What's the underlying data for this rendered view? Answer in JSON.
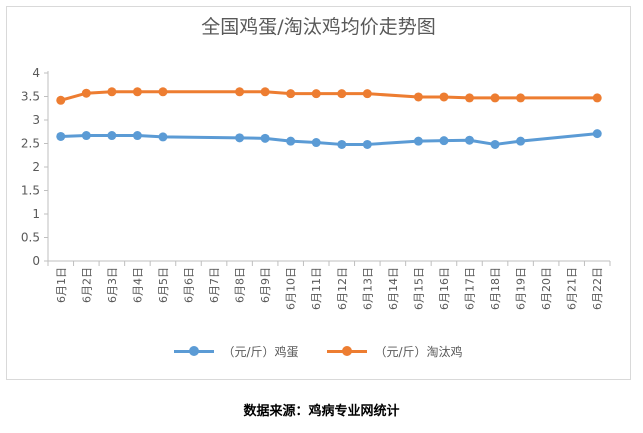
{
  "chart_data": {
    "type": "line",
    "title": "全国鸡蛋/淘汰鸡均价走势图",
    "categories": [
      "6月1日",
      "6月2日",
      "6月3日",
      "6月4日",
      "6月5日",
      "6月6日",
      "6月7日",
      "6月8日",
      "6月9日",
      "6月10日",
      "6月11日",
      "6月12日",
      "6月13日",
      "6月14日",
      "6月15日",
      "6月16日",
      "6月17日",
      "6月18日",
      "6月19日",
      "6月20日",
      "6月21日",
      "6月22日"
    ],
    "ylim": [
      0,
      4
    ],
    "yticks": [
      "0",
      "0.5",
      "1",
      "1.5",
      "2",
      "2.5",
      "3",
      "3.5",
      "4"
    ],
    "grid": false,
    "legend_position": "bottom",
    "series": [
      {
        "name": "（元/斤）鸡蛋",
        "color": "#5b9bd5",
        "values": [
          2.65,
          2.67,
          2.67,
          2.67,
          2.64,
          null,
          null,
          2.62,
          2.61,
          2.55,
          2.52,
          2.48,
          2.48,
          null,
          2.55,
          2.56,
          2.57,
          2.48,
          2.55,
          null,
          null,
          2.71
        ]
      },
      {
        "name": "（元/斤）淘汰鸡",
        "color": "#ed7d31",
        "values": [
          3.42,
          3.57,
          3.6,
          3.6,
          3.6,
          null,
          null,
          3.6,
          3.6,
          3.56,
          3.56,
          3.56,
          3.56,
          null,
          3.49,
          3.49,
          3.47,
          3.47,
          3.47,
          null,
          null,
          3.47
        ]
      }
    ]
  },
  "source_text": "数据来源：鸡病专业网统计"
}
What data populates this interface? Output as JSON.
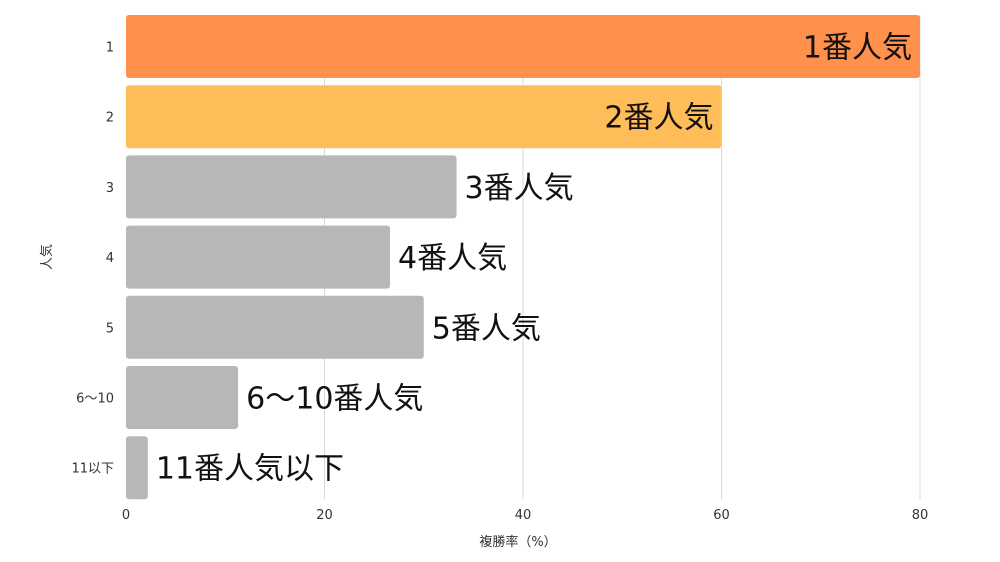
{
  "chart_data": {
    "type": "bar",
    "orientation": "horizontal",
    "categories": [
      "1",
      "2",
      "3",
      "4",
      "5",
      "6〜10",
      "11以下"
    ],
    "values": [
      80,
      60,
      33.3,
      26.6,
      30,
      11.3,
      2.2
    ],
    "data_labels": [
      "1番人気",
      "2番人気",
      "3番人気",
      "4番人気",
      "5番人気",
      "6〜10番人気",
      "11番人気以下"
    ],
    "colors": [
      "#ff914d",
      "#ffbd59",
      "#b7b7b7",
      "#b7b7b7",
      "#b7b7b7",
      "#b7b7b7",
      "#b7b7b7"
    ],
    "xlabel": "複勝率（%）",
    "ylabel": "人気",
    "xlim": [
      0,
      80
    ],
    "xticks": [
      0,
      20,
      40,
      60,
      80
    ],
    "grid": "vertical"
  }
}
--
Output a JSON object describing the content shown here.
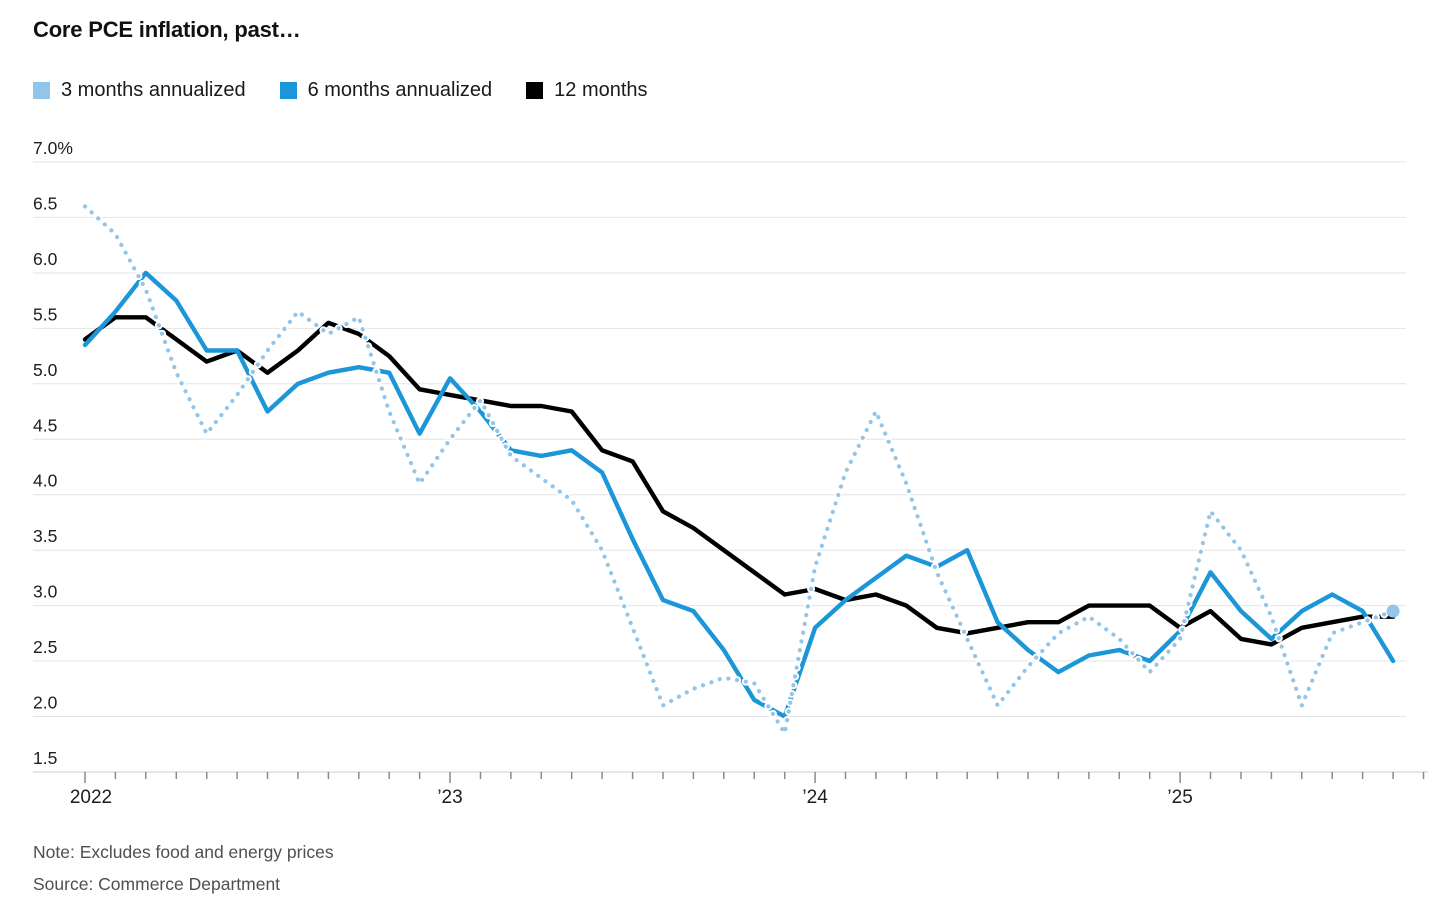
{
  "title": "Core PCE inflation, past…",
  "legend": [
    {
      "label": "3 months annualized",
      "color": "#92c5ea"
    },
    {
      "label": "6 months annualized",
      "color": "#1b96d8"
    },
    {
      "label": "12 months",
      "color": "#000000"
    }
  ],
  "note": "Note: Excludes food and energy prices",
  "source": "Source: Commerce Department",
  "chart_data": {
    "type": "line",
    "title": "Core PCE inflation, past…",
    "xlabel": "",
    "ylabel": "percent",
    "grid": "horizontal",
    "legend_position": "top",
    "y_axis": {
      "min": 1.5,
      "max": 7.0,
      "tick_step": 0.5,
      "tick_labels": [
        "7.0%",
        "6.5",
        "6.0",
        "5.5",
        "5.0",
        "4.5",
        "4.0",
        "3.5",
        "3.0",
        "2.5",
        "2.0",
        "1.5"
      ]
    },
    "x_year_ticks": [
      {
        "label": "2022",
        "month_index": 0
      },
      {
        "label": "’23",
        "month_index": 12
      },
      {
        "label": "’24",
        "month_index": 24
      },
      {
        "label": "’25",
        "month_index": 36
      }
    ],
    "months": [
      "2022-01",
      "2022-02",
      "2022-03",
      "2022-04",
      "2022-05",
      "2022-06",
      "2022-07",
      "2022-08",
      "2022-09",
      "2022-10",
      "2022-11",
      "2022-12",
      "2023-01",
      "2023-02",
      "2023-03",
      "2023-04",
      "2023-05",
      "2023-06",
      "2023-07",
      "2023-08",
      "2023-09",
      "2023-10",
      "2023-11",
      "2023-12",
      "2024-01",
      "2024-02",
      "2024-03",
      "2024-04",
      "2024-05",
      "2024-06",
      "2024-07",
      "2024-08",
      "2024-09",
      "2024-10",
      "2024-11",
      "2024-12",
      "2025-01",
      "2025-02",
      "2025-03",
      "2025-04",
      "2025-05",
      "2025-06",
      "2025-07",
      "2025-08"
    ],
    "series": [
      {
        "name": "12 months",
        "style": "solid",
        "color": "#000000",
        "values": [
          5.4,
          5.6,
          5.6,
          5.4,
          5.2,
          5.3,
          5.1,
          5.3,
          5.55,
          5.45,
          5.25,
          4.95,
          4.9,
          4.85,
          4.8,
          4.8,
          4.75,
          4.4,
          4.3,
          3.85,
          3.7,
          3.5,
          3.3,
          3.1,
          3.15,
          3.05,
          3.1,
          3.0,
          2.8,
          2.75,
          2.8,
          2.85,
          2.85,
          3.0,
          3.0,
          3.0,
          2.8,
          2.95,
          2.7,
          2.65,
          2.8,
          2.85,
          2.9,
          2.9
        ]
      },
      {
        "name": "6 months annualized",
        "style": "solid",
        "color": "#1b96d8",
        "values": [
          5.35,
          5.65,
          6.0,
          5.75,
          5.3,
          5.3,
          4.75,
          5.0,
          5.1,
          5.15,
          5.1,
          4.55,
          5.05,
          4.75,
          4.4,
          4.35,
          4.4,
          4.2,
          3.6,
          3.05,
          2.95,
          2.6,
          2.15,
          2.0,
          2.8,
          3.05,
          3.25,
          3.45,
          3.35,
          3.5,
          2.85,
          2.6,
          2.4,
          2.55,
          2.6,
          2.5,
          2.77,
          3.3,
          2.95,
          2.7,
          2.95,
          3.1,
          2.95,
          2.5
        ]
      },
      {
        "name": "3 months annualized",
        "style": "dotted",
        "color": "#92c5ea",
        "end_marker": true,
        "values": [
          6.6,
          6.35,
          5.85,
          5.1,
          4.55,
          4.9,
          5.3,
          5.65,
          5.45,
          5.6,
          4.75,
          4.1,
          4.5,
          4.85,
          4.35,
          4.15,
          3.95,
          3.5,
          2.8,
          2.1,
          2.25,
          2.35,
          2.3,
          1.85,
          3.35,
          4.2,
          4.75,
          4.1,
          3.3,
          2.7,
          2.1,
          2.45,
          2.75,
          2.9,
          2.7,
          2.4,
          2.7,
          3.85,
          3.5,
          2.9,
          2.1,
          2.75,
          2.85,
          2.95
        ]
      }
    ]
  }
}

» WRITTEN EXERCISE:
From the listing, copy each line containing the word "Core".

» REPLY TO THE EXERCISE:
  "title": "Core PCE inflation, past…",
    "title": "Core PCE inflation, past…",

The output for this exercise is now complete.